Exercise: Find and copy lines holding "object".

(Dataset records)
________

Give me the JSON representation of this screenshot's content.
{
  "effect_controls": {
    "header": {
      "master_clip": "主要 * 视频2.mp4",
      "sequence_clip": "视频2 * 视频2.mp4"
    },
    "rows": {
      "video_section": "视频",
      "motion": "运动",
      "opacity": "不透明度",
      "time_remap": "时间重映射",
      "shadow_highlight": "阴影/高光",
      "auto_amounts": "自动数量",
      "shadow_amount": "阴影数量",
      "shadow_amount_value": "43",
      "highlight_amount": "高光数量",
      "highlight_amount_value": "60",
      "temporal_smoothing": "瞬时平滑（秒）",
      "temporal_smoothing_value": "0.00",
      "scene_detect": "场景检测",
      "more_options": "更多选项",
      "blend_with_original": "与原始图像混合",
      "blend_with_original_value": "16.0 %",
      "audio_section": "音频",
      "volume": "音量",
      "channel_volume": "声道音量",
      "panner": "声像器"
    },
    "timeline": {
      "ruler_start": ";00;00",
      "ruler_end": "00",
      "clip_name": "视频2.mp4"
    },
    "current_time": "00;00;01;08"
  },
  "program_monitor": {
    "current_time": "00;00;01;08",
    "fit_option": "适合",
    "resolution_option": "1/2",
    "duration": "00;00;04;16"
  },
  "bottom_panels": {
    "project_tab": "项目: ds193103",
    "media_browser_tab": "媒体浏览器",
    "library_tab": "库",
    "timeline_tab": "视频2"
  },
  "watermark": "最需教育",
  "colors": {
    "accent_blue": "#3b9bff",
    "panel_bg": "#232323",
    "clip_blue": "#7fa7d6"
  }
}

________

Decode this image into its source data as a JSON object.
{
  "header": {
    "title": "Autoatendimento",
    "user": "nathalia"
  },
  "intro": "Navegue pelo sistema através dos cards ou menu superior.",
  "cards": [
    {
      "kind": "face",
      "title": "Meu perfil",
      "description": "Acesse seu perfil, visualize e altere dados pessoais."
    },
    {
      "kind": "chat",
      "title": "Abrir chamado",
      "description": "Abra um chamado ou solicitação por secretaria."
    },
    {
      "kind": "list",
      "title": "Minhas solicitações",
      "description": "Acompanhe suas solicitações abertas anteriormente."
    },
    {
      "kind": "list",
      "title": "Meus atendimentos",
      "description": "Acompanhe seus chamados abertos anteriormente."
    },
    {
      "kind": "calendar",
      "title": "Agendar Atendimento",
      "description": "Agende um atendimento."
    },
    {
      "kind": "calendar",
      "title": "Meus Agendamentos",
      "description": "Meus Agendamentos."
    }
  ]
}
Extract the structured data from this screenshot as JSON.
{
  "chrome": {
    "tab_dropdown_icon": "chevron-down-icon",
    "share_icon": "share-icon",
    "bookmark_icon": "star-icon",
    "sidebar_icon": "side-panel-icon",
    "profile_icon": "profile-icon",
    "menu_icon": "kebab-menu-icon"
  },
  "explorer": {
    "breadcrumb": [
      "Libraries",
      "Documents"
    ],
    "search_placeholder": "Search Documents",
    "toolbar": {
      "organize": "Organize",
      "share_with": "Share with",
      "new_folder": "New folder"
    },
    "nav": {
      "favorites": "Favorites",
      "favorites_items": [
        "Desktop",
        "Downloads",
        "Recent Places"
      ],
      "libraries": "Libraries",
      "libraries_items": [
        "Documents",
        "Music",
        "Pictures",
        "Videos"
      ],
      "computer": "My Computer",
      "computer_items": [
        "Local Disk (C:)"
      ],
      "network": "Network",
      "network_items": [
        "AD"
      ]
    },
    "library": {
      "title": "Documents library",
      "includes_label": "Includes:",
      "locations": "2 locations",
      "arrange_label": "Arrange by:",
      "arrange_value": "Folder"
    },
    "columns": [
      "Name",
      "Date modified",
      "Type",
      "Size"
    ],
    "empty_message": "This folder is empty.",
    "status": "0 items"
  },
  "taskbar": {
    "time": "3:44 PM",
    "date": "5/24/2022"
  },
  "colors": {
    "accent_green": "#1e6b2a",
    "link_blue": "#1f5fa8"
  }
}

________

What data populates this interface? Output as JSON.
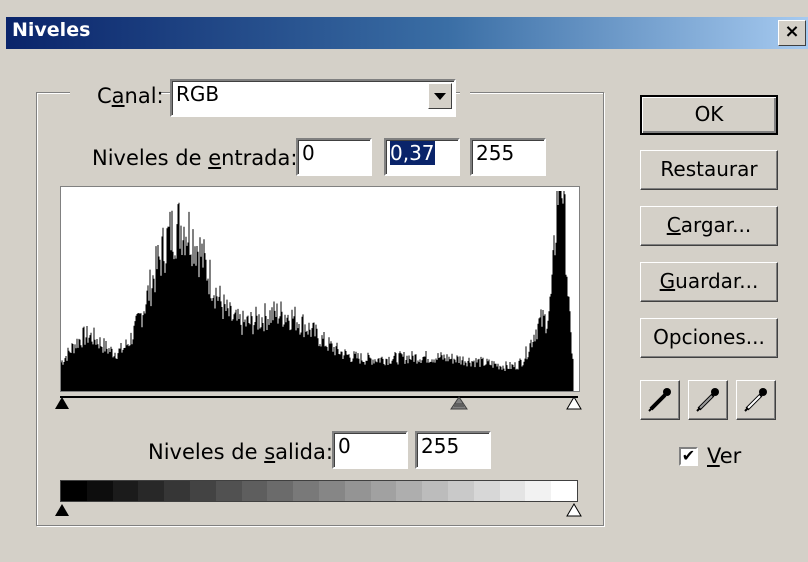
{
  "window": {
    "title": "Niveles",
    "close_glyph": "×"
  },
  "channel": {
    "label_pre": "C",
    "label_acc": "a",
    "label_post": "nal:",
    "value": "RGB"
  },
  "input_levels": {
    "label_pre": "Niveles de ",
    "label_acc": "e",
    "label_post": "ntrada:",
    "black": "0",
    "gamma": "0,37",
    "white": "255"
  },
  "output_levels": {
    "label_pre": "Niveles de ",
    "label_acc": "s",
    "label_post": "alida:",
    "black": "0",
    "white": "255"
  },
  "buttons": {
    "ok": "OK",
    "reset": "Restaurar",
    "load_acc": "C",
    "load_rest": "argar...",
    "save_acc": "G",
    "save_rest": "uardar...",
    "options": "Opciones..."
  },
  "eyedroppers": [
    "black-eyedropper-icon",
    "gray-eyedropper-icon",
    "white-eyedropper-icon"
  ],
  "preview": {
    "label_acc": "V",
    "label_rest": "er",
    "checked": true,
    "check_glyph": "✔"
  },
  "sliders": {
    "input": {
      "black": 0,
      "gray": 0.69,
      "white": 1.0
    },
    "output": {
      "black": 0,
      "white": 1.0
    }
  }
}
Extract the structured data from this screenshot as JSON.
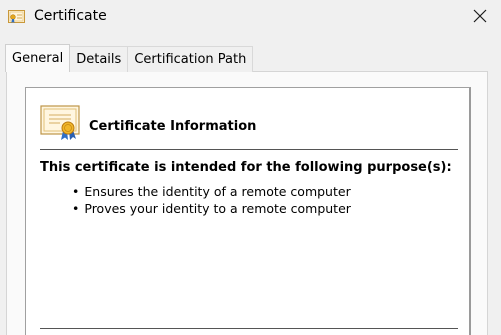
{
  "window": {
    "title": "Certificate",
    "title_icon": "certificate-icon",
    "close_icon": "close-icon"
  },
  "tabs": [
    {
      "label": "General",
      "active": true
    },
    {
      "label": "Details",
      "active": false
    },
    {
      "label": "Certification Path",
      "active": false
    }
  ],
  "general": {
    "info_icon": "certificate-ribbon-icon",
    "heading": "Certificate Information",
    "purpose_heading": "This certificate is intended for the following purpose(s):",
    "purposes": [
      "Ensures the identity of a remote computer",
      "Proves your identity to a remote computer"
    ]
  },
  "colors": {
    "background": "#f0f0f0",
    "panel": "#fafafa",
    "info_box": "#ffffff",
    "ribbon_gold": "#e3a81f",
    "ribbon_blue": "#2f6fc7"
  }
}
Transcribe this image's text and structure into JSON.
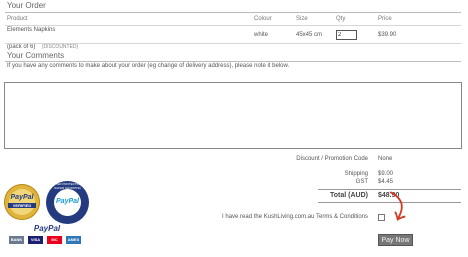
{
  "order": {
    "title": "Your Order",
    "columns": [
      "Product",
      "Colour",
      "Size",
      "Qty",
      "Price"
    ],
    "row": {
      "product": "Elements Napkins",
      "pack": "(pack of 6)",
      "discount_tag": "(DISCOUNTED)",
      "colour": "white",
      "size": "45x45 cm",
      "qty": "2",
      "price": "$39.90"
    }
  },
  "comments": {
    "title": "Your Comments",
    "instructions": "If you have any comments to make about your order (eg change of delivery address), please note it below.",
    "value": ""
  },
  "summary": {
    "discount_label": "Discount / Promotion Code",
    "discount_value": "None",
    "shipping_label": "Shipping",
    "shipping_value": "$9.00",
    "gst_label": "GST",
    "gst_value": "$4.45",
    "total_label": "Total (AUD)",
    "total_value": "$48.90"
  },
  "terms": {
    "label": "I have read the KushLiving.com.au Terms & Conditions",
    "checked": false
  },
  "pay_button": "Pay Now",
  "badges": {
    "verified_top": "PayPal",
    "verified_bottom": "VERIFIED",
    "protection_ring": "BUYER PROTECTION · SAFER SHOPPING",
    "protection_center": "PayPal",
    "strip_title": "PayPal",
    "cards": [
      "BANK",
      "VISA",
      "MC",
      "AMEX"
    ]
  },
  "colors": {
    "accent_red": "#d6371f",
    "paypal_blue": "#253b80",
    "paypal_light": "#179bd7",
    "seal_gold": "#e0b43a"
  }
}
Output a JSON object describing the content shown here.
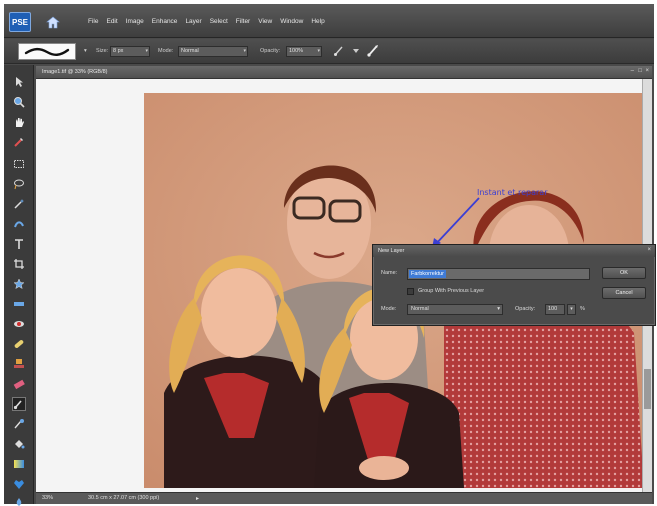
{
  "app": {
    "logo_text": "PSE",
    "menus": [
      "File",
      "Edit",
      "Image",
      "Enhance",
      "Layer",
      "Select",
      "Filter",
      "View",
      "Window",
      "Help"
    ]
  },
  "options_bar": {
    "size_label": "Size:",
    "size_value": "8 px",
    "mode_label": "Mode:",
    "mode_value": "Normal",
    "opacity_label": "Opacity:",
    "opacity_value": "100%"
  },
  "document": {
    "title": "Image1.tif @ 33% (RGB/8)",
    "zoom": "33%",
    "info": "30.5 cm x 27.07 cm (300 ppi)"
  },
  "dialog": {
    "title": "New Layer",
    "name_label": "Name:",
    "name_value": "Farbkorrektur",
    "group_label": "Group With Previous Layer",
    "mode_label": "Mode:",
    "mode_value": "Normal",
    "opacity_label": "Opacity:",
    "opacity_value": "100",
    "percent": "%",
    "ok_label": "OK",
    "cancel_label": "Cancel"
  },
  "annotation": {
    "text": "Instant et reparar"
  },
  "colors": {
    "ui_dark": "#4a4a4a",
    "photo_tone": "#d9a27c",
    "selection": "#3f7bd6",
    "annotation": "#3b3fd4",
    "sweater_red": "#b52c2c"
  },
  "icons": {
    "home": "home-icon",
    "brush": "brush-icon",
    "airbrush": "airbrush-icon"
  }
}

________

Reply:
Decode this image into its source data as a JSON object.
Output a JSON object describing the content shown here.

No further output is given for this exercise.